----- GIVEN PASSAGE -----

Golf Cart Regulations

Image result for golf cart cartoonThat's right, there are rules for the use of golf carts in Crystal Beach and Ozona! State law permits a local government, such as the Board of County Commissioners, to authorize the use of golf carts in a community with limitations. In 2005 there was much interest in having golf carts permitted in the community due to the unique characteristics of the area and an established pattern of golf cart use. Based upon that interest, several workshops were held with county officials to define on what basis golf cart use would be permitted. A set of rules were developed through those workshops agreed to by the community. The golf cart users in the community agreed that certain rules were necessary for the safety of not only the golf cart users, but for the others in the community as well. This effort resulted in the Board of County Commissioners adopting Ordinance 06-12 in February of 2006. The ordinance included the following provisions:

  •  Required equipment for a golf cart shall include headlamps, stop lamps, turn signal lamps, tail lamps, reflex reflectors, parking brakes, a rearview mirror, a windshield and a standard hip restraint or hand hold. 
  • The golf cart operators must possess a valid drivers license pursuant to Florida Statute Section 322.03.

  •  The designated areas include Crystal Beach and Ozona; and rules for driving golf carts in these areas.

  •  The golf carts authorized for use are incapable of exceeding 20 mph.

  •  Golf carts may be operated during the hours between sunset and sunrise as well as during daylight hours in designated areas only.

 The communities agreed to self regulate these provisions by continuously making people aware of these rules to ensure safety in the community. The one provision that does require continuous monitoring is paragraph (b), which requires that the golf cart operator have a valid drivers license. If the driver is under age or does not have a drivers license, then the vehicle is being operated illegally. If an accident or situation occurs where either property is damaged or an individual is injured, Florida law holds the golf cart owner as liable and responsible. Florida Statutes specifically designate a golf cart as a "dangerous instrumentality" and specifically identifies the golf cart owner as responsible for what might happen. Hopefully, the golf cart owner would have insurance to cover these situations although if the vehicle driver was illegal, then there maybe challenges with the insurance coverage. Concerning underage drivers in the community driving golf carts, it would behoove the people who own those carts to research the above paragraph to be aware of how much risk they are in.

The above provisions were agreed to by the community and that was the basis upon which the County Commission took its action. Let's ensure that we have a safe community for all.

----- EXTRACTED DATA -----

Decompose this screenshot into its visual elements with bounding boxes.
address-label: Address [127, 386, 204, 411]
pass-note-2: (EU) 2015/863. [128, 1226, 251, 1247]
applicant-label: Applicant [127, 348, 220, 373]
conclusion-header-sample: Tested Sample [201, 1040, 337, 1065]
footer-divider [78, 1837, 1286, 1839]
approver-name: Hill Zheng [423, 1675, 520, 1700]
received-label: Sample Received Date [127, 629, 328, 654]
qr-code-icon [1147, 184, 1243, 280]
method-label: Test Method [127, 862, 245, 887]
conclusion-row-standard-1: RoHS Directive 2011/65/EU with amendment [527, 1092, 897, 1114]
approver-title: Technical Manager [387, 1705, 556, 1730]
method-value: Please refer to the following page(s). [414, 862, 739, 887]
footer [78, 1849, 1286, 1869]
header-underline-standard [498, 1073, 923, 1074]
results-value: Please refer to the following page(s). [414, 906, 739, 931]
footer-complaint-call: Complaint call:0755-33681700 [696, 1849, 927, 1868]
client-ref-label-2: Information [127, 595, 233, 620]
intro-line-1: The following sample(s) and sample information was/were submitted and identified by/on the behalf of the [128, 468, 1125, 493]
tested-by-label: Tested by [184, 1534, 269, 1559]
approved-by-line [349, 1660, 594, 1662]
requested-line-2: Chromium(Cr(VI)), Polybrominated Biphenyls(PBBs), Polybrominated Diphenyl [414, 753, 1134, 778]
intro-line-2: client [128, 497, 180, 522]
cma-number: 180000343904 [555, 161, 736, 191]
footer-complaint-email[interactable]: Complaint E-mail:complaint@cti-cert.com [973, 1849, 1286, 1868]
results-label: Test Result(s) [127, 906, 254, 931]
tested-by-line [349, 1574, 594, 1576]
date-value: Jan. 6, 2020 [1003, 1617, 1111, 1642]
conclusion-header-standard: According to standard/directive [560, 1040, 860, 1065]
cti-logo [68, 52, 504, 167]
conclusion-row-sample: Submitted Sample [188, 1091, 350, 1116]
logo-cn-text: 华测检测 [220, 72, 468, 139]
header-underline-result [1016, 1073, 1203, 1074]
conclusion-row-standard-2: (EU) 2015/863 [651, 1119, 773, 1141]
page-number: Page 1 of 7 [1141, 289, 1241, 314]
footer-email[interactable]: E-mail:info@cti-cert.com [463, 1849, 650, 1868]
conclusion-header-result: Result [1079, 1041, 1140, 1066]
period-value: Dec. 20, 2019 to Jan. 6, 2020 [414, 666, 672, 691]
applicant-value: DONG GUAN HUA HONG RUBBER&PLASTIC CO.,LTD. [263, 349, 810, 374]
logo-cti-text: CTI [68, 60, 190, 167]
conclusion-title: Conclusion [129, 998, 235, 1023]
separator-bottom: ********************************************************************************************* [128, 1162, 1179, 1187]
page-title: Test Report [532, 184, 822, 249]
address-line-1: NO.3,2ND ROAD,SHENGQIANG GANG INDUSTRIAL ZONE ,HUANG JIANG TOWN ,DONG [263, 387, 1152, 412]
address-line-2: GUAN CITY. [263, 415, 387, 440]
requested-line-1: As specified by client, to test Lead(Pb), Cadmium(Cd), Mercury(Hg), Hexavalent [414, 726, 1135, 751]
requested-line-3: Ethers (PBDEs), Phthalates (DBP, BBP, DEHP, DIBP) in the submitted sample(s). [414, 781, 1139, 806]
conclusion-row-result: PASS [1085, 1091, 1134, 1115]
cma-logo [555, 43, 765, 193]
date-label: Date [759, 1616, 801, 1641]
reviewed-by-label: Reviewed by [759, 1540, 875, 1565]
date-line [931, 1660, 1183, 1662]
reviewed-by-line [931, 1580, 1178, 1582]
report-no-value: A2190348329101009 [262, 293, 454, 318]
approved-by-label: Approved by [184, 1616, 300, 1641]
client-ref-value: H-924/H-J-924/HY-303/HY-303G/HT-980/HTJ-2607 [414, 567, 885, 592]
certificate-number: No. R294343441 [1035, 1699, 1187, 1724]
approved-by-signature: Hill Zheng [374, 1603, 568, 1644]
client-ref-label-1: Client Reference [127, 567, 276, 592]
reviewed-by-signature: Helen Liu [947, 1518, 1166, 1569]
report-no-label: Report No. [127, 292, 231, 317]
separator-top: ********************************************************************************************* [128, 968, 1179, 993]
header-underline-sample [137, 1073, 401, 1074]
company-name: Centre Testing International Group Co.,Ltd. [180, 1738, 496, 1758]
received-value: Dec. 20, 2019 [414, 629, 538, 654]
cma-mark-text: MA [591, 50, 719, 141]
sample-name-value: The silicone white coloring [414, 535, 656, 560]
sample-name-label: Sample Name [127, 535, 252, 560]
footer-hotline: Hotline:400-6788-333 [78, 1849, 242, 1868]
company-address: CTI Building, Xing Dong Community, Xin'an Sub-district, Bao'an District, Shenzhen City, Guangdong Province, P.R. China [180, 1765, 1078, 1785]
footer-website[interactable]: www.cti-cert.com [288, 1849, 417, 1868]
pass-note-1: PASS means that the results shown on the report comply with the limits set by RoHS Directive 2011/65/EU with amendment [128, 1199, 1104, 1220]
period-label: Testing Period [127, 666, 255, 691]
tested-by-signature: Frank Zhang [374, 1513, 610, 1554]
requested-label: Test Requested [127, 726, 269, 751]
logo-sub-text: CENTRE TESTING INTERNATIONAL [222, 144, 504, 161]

-----

▶ **REQUIRED WORK**
For each statement below, decide whether it agrees with the passage on golf cart regulations. Answer yes or no, and quote the words from the passage that settle it.
1. The Board of County Commissioners adopted Ordinance 06-12 in February 2006.
2. Golf carts may be operated only during daylight hours.
3. Florida law holds the golf cart owner liable when property is damaged or someone is injured.

▶ **ANSWER TO THIS TASK**
1. Yes: "This effort resulted in the Board of County Commissioners adopting Ordinance 06-12 in February of 2006."
2. No: "Golf carts may be operated during the hours between sunset and sunrise as well as during daylight hours in designated areas only."
3. Yes: "If an accident or situation occurs where either property is damaged or an individual is injured, Florida law holds the golf cart owner as liable and responsible."